---------- Supplied entries ----------

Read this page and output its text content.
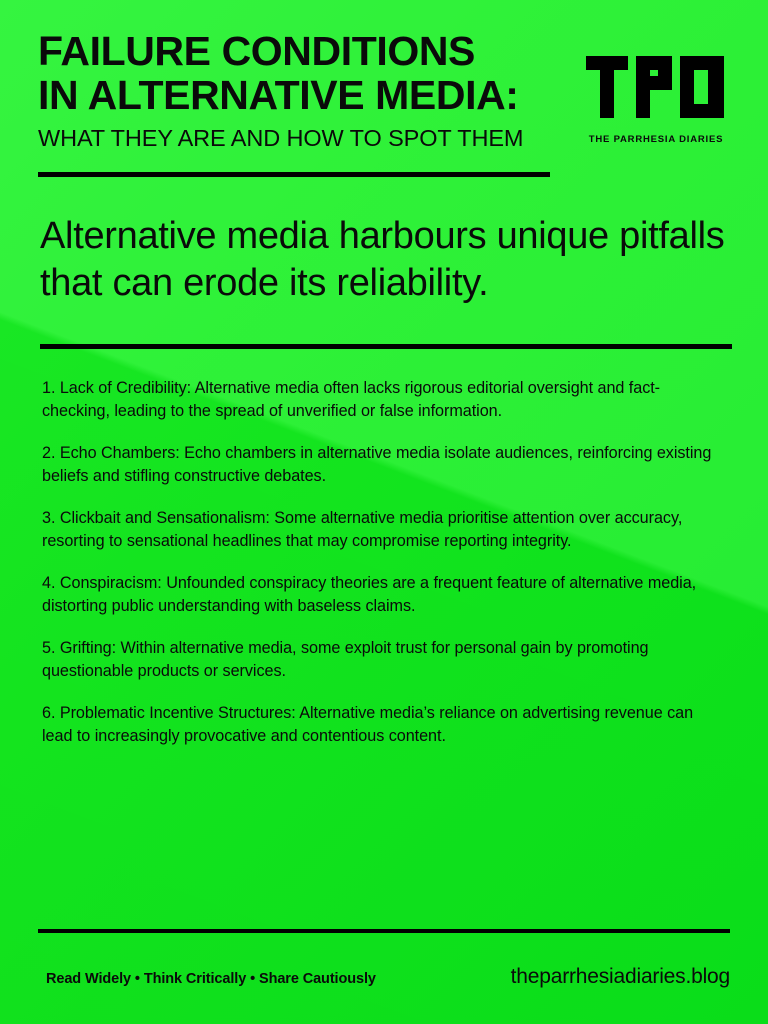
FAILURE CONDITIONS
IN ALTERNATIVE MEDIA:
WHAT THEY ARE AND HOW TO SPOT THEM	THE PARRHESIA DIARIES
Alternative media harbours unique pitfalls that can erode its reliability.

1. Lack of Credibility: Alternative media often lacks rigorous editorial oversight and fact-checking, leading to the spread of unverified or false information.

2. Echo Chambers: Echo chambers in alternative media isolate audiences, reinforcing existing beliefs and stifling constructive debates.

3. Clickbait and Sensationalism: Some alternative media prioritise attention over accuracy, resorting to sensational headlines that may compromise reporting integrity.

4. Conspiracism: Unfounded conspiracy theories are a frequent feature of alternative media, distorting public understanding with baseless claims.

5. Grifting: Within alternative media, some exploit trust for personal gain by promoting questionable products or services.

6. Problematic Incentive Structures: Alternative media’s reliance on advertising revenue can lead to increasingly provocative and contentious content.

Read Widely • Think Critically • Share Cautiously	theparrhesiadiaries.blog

----------
---------- Supplied entries ----------

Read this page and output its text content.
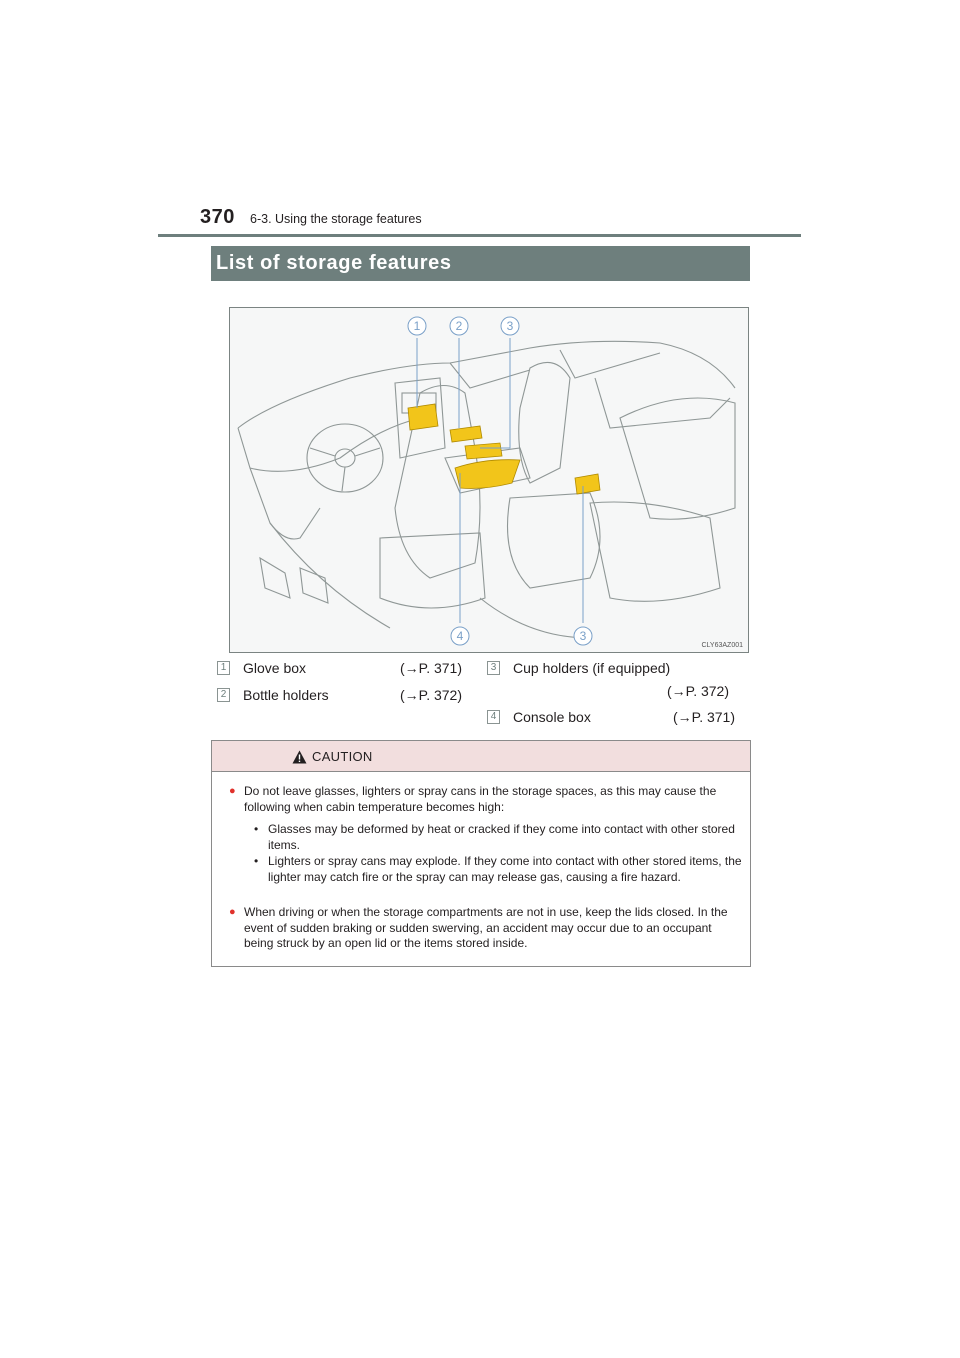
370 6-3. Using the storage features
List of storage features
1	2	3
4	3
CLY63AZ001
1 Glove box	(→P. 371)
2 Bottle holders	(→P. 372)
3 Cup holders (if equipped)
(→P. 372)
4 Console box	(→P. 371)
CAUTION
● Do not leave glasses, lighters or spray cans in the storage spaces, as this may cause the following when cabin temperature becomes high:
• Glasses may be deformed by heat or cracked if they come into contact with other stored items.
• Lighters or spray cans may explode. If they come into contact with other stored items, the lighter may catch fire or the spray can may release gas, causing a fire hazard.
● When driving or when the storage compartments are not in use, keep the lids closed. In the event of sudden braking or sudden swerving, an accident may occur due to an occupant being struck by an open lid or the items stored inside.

----------

Each line above that holds the string "features" should be copied and shown.

370 6-3. Using the storage features
List of storage features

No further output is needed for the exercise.